> _INSTRUCTION_
Convert every line of the material below into a JSON list of strings, with one string per line and blank lines omitted.

> _DATA EXTRACT_
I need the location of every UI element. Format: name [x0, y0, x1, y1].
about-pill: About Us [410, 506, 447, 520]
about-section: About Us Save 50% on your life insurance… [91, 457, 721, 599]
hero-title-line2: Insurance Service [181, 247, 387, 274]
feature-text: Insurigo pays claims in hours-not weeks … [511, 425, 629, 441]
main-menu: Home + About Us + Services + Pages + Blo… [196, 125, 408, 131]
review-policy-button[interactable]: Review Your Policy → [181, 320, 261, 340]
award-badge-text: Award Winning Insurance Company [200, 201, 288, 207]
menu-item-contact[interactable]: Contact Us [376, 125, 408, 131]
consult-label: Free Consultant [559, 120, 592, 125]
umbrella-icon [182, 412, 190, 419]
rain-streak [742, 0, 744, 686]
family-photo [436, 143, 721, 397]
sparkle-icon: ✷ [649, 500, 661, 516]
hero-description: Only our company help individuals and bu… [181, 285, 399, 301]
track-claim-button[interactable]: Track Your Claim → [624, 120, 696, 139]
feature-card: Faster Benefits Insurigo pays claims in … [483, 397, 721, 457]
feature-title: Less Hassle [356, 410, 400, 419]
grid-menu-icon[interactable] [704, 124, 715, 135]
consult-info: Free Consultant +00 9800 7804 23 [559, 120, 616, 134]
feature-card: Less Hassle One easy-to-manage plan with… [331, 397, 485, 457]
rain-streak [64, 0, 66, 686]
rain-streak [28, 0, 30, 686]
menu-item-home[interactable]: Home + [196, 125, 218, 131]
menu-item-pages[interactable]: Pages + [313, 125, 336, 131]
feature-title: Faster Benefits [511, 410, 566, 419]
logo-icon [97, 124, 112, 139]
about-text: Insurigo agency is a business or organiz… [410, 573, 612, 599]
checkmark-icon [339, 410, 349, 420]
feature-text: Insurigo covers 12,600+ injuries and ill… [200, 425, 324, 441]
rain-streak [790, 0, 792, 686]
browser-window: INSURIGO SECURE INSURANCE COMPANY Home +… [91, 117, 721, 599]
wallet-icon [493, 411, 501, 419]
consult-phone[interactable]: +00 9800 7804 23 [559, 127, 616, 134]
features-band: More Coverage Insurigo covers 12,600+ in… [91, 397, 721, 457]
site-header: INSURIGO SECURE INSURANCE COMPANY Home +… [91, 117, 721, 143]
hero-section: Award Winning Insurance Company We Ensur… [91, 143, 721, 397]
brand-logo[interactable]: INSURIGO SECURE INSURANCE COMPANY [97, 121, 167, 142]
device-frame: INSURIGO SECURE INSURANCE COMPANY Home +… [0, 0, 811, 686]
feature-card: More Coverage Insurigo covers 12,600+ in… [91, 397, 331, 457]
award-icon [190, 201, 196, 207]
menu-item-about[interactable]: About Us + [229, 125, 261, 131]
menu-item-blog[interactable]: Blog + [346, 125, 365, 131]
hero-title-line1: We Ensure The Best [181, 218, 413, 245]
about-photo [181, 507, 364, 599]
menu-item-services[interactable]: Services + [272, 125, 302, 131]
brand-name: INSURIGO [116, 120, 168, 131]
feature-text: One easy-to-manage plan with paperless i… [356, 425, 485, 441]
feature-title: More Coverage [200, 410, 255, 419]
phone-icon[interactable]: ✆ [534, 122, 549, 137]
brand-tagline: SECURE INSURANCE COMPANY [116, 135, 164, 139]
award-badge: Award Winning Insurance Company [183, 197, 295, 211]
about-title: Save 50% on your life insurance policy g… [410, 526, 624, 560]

> _PROBLEM SOLUTION_
[
  "I need the location of every UI element. Format: name [x0, y0, x1, y1].",
  "about-pill: About Us [410, 506, 447, 520]",
  "about-section: About Us Save 50% on your life insurance… [91, 457, 721, 599]",
  "hero-title-line2: Insurance Service [181, 247, 387, 274]",
  "feature-text: Insurigo pays claims in hours-not weeks … [511, 425, 629, 441]",
  "main-menu: Home + About Us + Services + Pages + Blo… [196, 125, 408, 131]",
  "review-policy-button[interactable]: Review Your Policy → [181, 320, 261, 340]",
  "award-badge-text: Award Winning Insurance Company [200, 201, 288, 207]",
  "menu-item-contact[interactable]: Contact Us [376, 125, 408, 131]",
  "consult-label: Free Consultant [559, 120, 592, 125]",
  "umbrella-icon [182, 412, 190, 419]",
  "rain-streak [742, 0, 744, 686]",
  "family-photo [436, 143, 721, 397]",
  "sparkle-icon: ✷ [649, 500, 661, 516]",
  "hero-description: Only our company help individuals and bu… [181, 285, 399, 301]",
  "track-claim-button[interactable]: Track Your Claim → [624, 120, 696, 139]",
  "feature-card: Faster Benefits Insurigo pays claims in … [483, 397, 721, 457]",
  "feature-title: Less Hassle [356, 410, 400, 419]",
  "grid-menu-icon[interactable] [704, 124, 715, 135]",
  "consult-info: Free Consultant +00 9800 7804 23 [559, 120, 616, 134]",
  "feature-card: Less Hassle One easy-to-manage plan with… [331, 397, 485, 457]",
  "rain-streak [64, 0, 66, 686]",
  "rain-streak [28, 0, 30, 686]",
  "menu-item-home[interactable]: Home + [196, 125, 218, 131]",
  "menu-item-pages[interactable]: Pages + [313, 125, 336, 131]",
  "feature-title: Faster Benefits [511, 410, 566, 419]",
  "logo-icon [97, 124, 112, 139]",
  "about-text: Insurigo agency is a business or organiz… [410, 573, 612, 599]",
  "checkmark-icon [339, 410, 349, 420]",
  "feature-text: Insurigo covers 12,600+ injuries and ill… [200, 425, 324, 441]",
  "rain-streak [790, 0, 792, 686]",
  "browser-window: INSURIGO SECURE INSURANCE COMPANY Home +… [91, 117, 721, 599]",
  "wallet-icon [493, 411, 501, 419]",
  "consult-phone[interactable]: +00 9800 7804 23 [559, 127, 616, 134]",
  "features-band: More Coverage Insurigo covers 12,600+ in… [91, 397, 721, 457]",
  "site-header: INSURIGO SECURE INSURANCE COMPANY Home +… [91, 117, 721, 143]",
  "hero-section: Award Winning Insurance Company We Ensur… [91, 143, 721, 397]",
  "brand-logo[interactable]: INSURIGO SECURE INSURANCE COMPANY [97, 121, 167, 142]",
  "device-frame: INSURIGO SECURE INSURANCE COMPANY Home +… [0, 0, 811, 686]",
  "feature-card: More Coverage Insurigo covers 12,600+ in… [91, 397, 331, 457]",
  "award-icon [190, 201, 196, 207]",
  "menu-item-about[interactable]: About Us + [229, 125, 261, 131]",
  "menu-item-blog[interactable]: Blog + [346, 125, 365, 131]",
  "hero-title-line1: We Ensure The Best [181, 218, 413, 245]",
  "about-photo [181, 507, 364, 599]",
  "menu-item-services[interactable]: Services + [272, 125, 302, 131]",
  "brand-name: INSURIGO [116, 120, 168, 131]",
  "feature-text: One easy-to-manage plan with paperless i… [356, 425, 485, 441]",
  "feature-title: More Coverage [200, 410, 255, 419]",
  "phone-icon[interactable]: ✆ [534, 122, 549, 137]",
  "brand-tagline: SECURE INSURANCE COMPANY [116, 135, 164, 139]",
  "award-badge: Award Winning Insurance Company [183, 197, 295, 211]",
  "about-title: Save 50% on your life insurance policy g… [410, 526, 624, 560]"
]